[What to work on]
Please copy the data shown below, word for word.
─── Source material ───
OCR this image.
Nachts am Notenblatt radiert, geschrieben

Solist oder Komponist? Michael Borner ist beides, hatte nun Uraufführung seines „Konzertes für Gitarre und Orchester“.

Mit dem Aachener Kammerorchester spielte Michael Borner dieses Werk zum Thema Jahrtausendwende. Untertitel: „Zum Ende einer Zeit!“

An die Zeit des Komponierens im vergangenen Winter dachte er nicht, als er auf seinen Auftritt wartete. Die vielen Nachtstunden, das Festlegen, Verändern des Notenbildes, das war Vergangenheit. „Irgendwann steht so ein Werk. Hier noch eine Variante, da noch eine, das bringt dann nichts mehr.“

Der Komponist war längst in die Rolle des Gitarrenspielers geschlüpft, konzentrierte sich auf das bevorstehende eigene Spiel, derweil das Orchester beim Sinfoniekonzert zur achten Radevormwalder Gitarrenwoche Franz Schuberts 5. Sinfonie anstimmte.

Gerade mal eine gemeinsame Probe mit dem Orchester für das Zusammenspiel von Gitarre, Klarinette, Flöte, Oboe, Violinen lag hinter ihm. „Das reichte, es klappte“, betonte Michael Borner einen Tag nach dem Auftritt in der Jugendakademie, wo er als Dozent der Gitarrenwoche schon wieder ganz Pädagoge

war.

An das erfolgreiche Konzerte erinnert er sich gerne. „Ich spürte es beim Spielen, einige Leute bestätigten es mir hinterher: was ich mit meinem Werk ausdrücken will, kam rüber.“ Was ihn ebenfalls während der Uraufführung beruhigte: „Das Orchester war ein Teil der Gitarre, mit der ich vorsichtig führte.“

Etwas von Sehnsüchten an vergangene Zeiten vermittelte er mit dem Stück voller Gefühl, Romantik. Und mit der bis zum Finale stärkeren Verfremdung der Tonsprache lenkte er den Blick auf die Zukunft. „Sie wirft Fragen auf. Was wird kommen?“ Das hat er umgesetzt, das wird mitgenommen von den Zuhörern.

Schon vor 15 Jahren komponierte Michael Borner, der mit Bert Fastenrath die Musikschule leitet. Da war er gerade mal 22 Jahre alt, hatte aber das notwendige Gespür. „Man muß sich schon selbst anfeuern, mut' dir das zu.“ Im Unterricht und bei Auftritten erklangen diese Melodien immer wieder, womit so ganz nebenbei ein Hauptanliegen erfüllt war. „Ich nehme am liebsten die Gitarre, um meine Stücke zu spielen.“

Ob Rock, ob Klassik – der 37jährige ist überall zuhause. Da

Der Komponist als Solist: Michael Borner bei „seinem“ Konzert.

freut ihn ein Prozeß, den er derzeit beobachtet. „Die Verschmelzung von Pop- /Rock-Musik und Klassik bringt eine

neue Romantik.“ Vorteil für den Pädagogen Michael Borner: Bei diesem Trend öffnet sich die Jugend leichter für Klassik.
───
[Output of the task]
OCR this image.
Nachts am Notenblatt radiert, geschrieben

Solist oder Komponist? Michael Borner ist beides, hatte nun Uraufführung seines „Konzertes für Gitarre und Orchester“.

Mit dem Aachener Kammerorchester spielte Michael Borner dieses Werk zum Thema Jahrtausendwende. Untertitel: „Zum Ende einer Zeit!“

An die Zeit des Komponierens im vergangenen Winter dachte er nicht, als er auf seinen Auftritt wartete. Die vielen Nachtstunden, das Festlegen, Verändern des Notenbildes, das war Vergangenheit. „Irgendwann steht so ein Werk. Hier noch eine Variante, da noch eine, das bringt dann nichts mehr.“

Der Komponist war längst in die Rolle des Gitarrenspielers geschlüpft, konzentrierte sich auf das bevorstehende eigene Spiel, derweil das Orchester beim Sinfoniekonzert zur achten Radevormwalder Gitarrenwoche Franz Schuberts 5. Sinfonie anstimmte.

Gerade mal eine gemeinsame Probe mit dem Orchester für das Zusammenspiel von Gitarre, Klarinette, Flöte, Oboe, Violinen lag hinter ihm. „Das reichte, es klappte“, betonte Michael Borner einen Tag nach dem Auftritt in der Jugendakademie, wo er als Dozent der Gitarrenwoche schon wieder ganz Pädagoge

war.

An das erfolgreiche Konzerte erinnert er sich gerne. „Ich spürte es beim Spielen, einige Leute bestätigten es mir hinterher: was ich mit meinem Werk ausdrücken will, kam rüber.“ Was ihn ebenfalls während der Uraufführung beruhigte: „Das Orchester war ein Teil der Gitarre, mit der ich vorsichtig führte.“

Etwas von Sehnsüchten an vergangene Zeiten vermittelte er mit dem Stück voller Gefühl, Romantik. Und mit der bis zum Finale stärkeren Verfremdung der Tonsprache lenkte er den Blick auf die Zukunft. „Sie wirft Fragen auf. Was wird kommen?“ Das hat er umgesetzt, das wird mitgenommen von den Zuhörern.

Schon vor 15 Jahren komponierte Michael Borner, der mit Bert Fastenrath die Musikschule leitet. Da war er gerade mal 22 Jahre alt, hatte aber das notwendige Gespür. „Man muß sich schon selbst anfeuern, mut' dir das zu.“ Im Unterricht und bei Auftritten erklangen diese Melodien immer wieder, womit so ganz nebenbei ein Hauptanliegen erfüllt war. „Ich nehme am liebsten die Gitarre, um meine Stücke zu spielen.“

Ob Rock, ob Klassik – der 37jährige ist überall zuhause. Da

Der Komponist als Solist: Michael Borner bei „seinem“ Konzert.

freut ihn ein Prozeß, den er derzeit beobachtet. „Die Verschmelzung von Pop- /Rock-Musik und Klassik bringt eine

neue Romantik.“ Vorteil für den Pädagogen Michael Borner: Bei diesem Trend öffnet sich die Jugend leichter für Klassik.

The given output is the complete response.